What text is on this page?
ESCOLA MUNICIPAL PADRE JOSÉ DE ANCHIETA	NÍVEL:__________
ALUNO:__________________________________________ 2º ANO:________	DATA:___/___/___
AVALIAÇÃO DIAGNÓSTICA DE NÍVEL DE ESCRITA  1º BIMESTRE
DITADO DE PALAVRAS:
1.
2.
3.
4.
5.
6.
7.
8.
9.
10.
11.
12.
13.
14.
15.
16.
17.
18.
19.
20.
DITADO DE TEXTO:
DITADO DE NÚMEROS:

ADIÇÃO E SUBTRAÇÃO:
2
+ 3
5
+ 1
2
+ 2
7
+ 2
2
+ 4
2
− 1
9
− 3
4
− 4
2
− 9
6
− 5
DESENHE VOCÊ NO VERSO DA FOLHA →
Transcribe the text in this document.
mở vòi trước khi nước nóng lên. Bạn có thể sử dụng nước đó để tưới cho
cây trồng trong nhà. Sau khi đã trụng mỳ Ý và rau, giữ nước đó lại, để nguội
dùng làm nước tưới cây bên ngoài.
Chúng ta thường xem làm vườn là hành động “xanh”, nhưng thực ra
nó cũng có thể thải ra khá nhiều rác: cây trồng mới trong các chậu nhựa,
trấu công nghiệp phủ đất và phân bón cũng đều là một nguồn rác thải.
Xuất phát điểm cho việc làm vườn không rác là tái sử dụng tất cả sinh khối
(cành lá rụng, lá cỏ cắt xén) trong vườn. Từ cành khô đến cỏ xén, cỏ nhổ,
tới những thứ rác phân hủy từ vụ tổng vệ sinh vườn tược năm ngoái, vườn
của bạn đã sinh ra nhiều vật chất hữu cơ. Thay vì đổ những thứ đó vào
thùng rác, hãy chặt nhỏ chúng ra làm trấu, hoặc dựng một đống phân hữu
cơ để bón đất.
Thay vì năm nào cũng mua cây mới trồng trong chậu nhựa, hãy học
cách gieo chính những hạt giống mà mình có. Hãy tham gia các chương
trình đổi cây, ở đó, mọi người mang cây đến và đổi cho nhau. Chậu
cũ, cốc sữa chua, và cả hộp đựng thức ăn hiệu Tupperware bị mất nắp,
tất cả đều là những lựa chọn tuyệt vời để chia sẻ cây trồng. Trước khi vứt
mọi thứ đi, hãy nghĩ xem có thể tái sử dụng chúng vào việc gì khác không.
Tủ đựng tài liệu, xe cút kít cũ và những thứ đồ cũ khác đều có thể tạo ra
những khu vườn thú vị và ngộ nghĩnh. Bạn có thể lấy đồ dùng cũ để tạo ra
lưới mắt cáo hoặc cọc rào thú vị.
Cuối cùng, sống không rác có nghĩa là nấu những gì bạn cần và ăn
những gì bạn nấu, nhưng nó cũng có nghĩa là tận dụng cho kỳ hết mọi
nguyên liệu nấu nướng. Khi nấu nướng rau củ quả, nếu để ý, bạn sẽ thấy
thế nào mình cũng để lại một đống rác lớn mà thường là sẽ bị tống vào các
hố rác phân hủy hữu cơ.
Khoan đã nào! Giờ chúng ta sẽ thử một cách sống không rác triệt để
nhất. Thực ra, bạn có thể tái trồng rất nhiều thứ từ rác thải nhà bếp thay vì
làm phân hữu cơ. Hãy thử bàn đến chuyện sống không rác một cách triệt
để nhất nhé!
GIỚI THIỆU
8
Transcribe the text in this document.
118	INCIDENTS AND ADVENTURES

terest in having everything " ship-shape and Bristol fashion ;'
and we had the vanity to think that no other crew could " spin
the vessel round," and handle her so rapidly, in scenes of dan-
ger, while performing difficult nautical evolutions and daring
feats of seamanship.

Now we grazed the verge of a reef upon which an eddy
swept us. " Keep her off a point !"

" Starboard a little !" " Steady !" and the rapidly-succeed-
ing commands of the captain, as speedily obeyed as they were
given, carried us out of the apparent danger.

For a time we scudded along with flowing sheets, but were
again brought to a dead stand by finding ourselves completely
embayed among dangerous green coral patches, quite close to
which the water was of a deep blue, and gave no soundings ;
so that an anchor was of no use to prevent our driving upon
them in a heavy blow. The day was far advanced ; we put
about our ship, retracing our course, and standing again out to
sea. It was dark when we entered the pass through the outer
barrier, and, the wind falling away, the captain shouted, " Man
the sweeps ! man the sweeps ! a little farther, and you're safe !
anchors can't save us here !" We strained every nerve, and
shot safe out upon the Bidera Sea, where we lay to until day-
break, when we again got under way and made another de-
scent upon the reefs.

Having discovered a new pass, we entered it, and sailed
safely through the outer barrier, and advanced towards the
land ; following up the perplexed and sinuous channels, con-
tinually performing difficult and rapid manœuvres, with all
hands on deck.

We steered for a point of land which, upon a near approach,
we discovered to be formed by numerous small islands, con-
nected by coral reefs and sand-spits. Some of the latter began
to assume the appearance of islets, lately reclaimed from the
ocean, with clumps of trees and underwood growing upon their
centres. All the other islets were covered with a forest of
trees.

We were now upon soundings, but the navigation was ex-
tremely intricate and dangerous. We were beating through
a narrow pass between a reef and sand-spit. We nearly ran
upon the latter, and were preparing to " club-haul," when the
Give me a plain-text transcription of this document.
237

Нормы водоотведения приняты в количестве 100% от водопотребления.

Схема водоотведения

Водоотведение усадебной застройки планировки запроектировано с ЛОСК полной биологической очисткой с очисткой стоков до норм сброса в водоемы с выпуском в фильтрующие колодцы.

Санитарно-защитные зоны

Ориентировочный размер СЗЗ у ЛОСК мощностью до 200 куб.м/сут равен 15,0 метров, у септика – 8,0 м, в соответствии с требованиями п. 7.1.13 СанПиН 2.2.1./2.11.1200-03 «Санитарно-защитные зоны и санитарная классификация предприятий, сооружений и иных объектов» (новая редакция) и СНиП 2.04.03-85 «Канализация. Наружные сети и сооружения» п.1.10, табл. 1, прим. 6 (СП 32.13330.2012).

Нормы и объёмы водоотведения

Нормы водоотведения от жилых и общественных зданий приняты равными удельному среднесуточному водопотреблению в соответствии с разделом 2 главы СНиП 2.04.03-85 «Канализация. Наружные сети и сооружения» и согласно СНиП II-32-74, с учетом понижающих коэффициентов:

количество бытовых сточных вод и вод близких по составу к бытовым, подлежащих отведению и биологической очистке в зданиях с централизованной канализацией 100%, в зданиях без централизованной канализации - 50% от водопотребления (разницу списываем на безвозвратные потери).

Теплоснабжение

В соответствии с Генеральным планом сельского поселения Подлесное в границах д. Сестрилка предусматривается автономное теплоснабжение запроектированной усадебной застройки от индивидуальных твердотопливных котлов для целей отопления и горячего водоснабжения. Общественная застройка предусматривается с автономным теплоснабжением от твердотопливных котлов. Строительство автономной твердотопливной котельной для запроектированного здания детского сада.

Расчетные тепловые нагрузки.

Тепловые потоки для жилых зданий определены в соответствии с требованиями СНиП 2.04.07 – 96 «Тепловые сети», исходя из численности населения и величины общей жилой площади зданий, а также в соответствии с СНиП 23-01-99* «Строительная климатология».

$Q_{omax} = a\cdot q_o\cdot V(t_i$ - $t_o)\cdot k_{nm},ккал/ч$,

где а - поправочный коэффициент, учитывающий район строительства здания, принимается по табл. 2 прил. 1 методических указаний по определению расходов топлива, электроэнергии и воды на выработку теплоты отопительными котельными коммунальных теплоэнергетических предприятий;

• [REQUEST] Return each line with "приняты".

• [EXERCISE SOLUTION]
Нормы водоотведения приняты в количестве 100% от водопотребления.
Нормы водоотведения от жилых и общественных зданий приняты равными удельному среднесуточному водопотреблению в соответствии с разделом 2 главы СНиП 2.04.03-85 «Канализация. Наружные сети и сооружения» и согласно СНиП II-32-74, с учетом понижающих коэффициентов:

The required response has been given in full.